→ **PASSAGE SHOWN**
3.1. Training and test datasets

Participants with complete NPX and chronological age data from baseline (recruitment), and mortality data throughout the follow‐up period were included in the PAC development. The included samples (n = 53,021) were split into a training set (70%, n = 37,115) and a test set (30%, n = 15,906). In the training set, 4034 participants (10.9%) died at the mean age of 70.1 years (SD = 8.1) over a mean follow‐up of 13.3 years (SD = 2.2). Within the test set, 1731 participants (10.9%) died, with the mean age at death 70.1 years (SD = 8.1) during a mean follow‐up of 13.3 years (SD = 2.2). A baseline summary for participants in the training and test sets versus others in the UKB baseline cohort is presented in Table S3. The training and test samples showed comparable baseline characteristics to the rest of the UKB baseline cohort (Table S3). The disease prevalence was slightly higher within the UKB‐PPP than the rest of the baseline cohort, which is expected, due to the enrichment of diseases in the UKB‐PPP samples (Sun et al., 2023).

3.2. Development of the proteomic aging clock (PAC)

→ **SUPPLIED DATA**
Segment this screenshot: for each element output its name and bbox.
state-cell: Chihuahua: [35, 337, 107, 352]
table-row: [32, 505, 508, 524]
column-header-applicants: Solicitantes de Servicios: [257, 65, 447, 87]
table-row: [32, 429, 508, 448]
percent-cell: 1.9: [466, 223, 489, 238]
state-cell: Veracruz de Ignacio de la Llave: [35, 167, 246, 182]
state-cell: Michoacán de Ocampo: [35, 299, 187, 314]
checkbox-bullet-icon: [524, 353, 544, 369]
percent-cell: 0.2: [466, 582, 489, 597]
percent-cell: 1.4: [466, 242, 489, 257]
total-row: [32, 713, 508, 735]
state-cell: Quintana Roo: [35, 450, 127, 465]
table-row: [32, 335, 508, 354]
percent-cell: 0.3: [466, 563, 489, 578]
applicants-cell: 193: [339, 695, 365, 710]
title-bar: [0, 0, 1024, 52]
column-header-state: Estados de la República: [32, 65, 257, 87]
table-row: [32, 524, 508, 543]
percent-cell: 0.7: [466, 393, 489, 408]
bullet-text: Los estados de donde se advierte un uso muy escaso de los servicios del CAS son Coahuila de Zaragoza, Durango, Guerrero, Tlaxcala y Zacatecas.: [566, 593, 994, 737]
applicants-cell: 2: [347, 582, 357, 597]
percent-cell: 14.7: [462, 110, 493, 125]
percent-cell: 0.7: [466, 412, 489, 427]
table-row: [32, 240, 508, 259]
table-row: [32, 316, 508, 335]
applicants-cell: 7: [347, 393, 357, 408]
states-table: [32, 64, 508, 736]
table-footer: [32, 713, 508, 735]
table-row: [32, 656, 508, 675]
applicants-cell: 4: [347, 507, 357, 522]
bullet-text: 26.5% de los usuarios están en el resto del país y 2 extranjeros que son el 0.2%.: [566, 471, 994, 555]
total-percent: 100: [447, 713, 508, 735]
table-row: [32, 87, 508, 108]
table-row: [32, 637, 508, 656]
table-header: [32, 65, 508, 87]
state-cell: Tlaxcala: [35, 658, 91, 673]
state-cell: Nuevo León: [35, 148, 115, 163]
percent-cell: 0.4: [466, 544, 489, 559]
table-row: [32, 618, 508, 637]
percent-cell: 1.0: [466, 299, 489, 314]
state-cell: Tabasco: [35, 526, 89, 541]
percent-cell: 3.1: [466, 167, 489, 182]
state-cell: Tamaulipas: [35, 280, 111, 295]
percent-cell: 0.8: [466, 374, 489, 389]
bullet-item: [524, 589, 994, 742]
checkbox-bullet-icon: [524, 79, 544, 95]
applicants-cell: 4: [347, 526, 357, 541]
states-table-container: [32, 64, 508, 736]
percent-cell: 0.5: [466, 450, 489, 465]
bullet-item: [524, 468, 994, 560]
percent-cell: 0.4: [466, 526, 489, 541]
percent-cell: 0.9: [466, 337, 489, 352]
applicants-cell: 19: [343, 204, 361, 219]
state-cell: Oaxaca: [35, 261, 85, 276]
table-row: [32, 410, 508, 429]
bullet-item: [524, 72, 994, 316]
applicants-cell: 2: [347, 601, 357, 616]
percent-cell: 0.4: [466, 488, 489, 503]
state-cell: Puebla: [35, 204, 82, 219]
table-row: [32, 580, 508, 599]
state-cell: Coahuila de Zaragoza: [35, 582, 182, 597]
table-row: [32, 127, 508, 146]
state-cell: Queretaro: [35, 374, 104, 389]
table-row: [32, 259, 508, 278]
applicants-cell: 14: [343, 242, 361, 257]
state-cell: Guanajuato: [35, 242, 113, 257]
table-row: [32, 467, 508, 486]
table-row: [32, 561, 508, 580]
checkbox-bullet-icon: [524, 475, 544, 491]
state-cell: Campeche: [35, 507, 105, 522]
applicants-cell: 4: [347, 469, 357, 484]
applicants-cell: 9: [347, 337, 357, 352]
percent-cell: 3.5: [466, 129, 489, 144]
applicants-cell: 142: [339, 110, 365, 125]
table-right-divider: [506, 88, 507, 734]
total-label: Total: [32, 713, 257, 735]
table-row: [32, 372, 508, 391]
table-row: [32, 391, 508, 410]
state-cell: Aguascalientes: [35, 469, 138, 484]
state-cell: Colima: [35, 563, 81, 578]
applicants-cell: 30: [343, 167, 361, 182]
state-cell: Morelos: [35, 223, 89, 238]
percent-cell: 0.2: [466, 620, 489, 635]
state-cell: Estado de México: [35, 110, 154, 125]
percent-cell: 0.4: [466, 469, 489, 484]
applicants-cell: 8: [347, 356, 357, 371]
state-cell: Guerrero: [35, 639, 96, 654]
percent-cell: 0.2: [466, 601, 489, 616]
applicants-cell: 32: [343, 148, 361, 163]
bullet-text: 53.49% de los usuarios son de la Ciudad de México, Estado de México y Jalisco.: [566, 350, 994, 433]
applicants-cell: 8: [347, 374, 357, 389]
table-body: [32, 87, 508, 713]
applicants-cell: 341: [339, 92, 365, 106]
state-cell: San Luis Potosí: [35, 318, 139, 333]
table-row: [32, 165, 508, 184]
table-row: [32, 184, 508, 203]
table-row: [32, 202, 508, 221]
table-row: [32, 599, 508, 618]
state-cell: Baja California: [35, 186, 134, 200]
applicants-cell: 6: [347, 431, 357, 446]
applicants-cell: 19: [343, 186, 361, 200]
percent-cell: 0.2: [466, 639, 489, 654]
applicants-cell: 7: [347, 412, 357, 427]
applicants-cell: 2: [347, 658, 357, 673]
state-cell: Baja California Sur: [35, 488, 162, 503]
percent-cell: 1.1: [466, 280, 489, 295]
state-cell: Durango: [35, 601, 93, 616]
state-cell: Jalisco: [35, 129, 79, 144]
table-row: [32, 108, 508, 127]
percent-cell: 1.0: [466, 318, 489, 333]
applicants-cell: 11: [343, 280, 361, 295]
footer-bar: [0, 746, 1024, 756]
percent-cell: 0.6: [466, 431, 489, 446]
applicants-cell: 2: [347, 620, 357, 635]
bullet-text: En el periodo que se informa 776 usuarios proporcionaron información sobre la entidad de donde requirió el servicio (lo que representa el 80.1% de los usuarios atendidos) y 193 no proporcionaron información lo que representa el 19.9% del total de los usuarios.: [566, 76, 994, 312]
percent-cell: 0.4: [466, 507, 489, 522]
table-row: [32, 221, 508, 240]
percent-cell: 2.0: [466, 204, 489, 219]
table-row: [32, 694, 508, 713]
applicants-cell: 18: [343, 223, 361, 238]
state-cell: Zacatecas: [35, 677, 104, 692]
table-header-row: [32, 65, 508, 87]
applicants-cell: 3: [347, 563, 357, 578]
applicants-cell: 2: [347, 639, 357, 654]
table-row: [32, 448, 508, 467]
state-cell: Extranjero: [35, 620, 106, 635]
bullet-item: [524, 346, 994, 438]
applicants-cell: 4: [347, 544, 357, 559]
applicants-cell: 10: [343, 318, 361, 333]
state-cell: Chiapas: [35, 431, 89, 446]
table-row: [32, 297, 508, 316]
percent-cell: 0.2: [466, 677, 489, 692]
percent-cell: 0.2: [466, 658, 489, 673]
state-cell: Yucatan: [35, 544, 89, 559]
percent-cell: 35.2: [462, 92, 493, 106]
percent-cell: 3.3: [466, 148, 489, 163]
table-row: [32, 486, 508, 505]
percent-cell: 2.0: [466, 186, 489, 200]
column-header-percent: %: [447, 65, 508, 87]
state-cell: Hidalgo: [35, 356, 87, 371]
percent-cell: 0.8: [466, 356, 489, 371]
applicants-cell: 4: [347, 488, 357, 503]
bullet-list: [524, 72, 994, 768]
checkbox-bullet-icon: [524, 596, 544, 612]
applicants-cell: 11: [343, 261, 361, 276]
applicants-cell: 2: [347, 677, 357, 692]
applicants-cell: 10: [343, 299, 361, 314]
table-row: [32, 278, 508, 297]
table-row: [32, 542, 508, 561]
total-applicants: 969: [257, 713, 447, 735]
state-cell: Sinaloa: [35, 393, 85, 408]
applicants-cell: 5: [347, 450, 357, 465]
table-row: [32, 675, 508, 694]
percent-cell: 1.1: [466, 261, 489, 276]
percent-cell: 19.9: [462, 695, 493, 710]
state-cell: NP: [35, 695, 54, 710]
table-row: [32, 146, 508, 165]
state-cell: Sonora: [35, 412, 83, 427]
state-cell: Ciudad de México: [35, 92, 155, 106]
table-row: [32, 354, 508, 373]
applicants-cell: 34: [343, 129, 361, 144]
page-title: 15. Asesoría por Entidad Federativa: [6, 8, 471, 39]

→ **WORK ORDER A**
List every sample size that the passage on the training and test datasets gives in the form "n =", in the order it appears.
→ **WORK ORDER B**
Write the next part of the passage on the training and test datasets, starting under its final heading, "3.2. Development of the proteomic aging clock (PAC)".
The records have nothing to do with the text.

→ **WRITTEN REPLY A**
53,021; 37,115; 15,906

→ **WRITTEN REPLY B**
Using the training set data, a Least Absolute Shrinkage and Selection Operator (LASSO) penalized Cox regression model was applied to 2920 proteins and chronological age at baseline to predict the time‐to‐event outcome of death. Chronological age and 128 proteins remained in the model (lambda 0.004543) (Table S4) and were carried forward to fit a Gompertz model. Additionally, another Gompertz model was fitted to predict death solely using chronological age. We calculated the PAC proteomic age based on the shape and rate parameters, and the regression coefficients associated with individual proteins from the models above (Table S5). The mean PAC proteomic age was 53.4 years, 3.4 years younger than the mean chronological age in the training set. In the test set sample, the mean PAC proteomic age and chronological age were 53.4 and 56.9 years, respectively.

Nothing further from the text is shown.